## Begin

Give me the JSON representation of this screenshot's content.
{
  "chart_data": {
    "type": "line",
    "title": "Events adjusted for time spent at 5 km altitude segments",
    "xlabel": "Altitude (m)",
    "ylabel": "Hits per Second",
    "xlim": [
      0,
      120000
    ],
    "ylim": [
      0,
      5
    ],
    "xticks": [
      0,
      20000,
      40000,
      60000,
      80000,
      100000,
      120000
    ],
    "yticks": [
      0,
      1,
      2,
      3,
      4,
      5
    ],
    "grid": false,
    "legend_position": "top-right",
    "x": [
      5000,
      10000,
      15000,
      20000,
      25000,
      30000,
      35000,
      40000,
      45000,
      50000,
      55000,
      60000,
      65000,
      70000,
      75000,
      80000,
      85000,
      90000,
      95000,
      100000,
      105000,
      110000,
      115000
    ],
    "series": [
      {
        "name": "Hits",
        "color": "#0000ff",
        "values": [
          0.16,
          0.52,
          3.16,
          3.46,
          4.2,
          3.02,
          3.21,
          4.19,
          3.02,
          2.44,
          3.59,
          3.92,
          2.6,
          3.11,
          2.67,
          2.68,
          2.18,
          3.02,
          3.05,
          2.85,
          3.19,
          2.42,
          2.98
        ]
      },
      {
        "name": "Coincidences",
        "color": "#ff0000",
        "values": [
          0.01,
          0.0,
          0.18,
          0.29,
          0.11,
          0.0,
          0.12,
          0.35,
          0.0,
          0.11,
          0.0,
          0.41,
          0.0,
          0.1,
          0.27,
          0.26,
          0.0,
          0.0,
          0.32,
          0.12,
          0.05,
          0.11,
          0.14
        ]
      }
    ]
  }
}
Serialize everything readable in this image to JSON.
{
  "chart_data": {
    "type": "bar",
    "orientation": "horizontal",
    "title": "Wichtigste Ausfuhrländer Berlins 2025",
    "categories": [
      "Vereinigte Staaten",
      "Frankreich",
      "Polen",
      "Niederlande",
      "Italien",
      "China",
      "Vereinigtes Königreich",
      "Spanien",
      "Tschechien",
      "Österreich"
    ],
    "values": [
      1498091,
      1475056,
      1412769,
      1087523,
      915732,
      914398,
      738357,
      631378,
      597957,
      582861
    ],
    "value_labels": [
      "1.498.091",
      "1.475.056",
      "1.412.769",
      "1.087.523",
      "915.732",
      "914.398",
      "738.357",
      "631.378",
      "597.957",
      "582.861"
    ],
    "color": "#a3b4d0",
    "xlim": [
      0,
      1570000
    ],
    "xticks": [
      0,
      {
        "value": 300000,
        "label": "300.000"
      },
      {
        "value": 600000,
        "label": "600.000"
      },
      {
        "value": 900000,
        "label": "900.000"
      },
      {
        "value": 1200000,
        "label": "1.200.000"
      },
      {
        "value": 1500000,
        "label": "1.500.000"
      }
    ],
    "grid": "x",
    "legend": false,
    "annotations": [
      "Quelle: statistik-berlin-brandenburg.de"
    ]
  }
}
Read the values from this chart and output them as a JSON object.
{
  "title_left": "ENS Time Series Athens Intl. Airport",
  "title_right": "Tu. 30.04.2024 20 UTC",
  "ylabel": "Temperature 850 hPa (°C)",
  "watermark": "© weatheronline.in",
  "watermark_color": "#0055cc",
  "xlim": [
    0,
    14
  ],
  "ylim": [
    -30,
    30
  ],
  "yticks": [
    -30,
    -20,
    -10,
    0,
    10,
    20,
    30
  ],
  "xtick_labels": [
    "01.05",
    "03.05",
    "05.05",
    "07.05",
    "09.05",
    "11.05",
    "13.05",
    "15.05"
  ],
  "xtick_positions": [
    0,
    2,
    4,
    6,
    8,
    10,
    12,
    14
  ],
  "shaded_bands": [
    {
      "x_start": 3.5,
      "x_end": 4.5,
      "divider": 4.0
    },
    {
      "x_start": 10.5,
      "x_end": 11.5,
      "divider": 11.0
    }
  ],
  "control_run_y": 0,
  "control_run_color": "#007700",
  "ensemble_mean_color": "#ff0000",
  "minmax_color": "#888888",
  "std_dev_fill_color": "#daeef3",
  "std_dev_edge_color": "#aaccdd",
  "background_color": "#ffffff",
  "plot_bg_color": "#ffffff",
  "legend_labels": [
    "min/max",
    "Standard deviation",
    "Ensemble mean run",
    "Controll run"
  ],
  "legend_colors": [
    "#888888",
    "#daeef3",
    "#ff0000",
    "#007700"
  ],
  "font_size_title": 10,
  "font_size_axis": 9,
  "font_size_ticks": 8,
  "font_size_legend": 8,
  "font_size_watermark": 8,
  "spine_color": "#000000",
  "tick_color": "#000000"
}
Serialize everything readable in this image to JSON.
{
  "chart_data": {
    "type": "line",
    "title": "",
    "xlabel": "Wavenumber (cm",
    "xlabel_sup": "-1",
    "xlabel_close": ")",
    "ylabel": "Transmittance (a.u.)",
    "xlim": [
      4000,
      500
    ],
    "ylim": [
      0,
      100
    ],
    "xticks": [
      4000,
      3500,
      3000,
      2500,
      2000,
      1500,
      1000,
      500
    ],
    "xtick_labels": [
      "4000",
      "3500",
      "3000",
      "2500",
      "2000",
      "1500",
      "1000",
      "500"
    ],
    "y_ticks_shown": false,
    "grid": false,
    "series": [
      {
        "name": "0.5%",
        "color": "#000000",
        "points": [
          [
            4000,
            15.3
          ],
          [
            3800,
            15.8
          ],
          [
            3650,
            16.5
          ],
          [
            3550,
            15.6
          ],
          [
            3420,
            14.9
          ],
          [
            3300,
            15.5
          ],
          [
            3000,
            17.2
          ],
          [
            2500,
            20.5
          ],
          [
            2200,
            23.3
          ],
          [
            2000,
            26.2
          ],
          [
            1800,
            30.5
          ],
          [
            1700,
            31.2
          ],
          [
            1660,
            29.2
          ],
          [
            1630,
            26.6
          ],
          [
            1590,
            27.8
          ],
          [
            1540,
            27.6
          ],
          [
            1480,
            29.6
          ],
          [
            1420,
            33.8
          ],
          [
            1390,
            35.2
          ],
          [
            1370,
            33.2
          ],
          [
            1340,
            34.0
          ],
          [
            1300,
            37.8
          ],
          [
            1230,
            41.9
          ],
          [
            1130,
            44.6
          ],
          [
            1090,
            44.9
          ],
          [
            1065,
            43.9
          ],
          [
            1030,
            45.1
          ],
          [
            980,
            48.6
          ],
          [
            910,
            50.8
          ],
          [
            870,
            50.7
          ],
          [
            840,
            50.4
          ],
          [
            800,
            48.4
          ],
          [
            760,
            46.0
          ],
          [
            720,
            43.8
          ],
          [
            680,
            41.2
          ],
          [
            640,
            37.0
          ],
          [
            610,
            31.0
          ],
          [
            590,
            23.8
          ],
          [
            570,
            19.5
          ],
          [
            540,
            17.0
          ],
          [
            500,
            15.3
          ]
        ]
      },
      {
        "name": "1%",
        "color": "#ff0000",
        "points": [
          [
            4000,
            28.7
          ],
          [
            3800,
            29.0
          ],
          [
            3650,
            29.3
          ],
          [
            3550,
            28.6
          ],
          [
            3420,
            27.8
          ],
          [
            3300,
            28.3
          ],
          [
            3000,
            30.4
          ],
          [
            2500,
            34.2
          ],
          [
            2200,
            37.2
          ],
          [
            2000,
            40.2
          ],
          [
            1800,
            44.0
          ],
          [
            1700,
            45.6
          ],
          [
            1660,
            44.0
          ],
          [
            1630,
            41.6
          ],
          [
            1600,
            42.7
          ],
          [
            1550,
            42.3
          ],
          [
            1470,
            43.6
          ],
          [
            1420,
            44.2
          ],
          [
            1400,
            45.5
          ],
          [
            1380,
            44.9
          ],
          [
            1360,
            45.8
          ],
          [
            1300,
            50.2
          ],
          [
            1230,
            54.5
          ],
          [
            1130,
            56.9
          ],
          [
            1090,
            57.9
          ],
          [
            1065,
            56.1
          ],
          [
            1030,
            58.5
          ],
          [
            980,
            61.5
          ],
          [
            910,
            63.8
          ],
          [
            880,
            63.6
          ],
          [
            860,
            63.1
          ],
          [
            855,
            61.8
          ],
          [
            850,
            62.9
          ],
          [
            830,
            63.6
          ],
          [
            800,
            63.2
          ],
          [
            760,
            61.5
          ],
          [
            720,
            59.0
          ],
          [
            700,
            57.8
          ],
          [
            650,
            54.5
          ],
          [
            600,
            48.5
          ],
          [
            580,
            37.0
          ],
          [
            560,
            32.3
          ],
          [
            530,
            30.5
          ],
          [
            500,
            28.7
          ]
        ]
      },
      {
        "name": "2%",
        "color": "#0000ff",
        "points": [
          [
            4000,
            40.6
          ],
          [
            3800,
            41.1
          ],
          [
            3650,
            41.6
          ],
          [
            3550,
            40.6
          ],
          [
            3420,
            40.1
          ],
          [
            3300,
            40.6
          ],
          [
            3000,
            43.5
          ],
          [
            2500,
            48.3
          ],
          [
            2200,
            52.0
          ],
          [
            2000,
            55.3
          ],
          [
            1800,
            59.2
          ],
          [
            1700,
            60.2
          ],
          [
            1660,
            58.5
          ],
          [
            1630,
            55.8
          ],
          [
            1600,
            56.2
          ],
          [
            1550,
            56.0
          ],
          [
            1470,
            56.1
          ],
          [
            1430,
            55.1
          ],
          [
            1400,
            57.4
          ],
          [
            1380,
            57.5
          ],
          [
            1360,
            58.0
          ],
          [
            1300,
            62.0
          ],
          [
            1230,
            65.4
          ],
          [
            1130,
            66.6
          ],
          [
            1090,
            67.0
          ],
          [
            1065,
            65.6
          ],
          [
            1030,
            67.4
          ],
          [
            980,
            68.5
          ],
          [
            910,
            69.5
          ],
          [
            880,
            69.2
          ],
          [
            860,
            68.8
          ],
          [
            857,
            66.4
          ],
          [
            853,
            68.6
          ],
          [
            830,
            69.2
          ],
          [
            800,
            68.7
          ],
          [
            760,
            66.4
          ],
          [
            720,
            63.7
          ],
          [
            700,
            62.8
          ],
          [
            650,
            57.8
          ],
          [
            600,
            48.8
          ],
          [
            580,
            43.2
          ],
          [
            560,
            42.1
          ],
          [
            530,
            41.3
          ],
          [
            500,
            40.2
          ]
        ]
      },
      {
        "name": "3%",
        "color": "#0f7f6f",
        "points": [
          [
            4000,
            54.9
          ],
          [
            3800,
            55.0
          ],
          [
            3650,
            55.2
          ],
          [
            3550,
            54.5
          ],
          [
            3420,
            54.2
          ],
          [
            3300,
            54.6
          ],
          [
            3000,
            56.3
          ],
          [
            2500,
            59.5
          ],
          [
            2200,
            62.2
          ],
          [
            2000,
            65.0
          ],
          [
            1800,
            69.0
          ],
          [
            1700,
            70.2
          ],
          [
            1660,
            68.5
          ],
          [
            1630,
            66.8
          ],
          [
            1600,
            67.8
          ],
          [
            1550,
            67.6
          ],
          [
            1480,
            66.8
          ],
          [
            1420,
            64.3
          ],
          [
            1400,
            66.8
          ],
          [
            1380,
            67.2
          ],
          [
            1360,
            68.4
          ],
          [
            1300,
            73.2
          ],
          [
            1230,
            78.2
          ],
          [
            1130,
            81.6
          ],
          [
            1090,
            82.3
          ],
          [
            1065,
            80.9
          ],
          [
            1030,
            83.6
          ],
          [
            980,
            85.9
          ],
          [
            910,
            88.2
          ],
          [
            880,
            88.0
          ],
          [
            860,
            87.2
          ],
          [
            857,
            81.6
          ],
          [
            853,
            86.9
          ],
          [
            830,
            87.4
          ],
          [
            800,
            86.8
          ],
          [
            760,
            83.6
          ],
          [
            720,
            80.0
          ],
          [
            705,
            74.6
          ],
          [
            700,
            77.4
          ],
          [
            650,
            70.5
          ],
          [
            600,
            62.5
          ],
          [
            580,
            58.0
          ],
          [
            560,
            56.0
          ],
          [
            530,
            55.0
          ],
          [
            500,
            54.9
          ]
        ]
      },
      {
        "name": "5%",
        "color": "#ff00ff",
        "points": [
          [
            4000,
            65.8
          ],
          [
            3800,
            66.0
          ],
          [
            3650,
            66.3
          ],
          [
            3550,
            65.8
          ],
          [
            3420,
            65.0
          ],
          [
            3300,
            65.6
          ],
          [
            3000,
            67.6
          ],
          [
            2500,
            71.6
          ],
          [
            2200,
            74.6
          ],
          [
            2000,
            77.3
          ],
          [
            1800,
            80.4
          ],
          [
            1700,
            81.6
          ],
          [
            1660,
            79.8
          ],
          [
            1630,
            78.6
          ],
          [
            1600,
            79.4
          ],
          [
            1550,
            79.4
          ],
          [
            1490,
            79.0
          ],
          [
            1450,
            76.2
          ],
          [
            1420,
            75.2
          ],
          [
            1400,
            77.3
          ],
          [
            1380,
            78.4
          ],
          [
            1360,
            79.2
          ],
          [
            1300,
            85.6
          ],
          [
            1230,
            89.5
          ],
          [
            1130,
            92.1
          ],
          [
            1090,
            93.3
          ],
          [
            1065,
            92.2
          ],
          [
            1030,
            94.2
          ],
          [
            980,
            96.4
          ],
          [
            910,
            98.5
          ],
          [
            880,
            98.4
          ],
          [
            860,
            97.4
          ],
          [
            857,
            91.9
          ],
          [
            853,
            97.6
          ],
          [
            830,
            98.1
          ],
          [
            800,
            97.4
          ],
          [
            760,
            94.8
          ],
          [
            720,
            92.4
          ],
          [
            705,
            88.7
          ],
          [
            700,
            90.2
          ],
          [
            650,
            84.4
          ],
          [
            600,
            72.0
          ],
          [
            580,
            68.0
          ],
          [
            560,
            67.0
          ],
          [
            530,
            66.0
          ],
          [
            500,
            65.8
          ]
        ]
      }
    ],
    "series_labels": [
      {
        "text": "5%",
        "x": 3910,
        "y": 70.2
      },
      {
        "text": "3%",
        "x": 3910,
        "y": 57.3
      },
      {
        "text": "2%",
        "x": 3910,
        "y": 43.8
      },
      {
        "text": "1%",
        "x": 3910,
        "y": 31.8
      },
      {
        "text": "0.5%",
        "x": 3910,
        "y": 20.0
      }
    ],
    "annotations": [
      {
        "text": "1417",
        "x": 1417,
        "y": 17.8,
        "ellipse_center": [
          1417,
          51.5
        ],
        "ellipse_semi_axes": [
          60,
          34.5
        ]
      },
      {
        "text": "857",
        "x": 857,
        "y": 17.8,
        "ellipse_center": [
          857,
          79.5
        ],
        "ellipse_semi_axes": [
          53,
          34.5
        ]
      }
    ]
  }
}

## End

Problem details
Show every line that contains the word "name".

Task solution
        "name": "Hits",
        "name": "Coincidences",
        "name": "0.5%",
        "name": "1%",
        "name": "2%",
        "name": "3%",
        "name": "5%",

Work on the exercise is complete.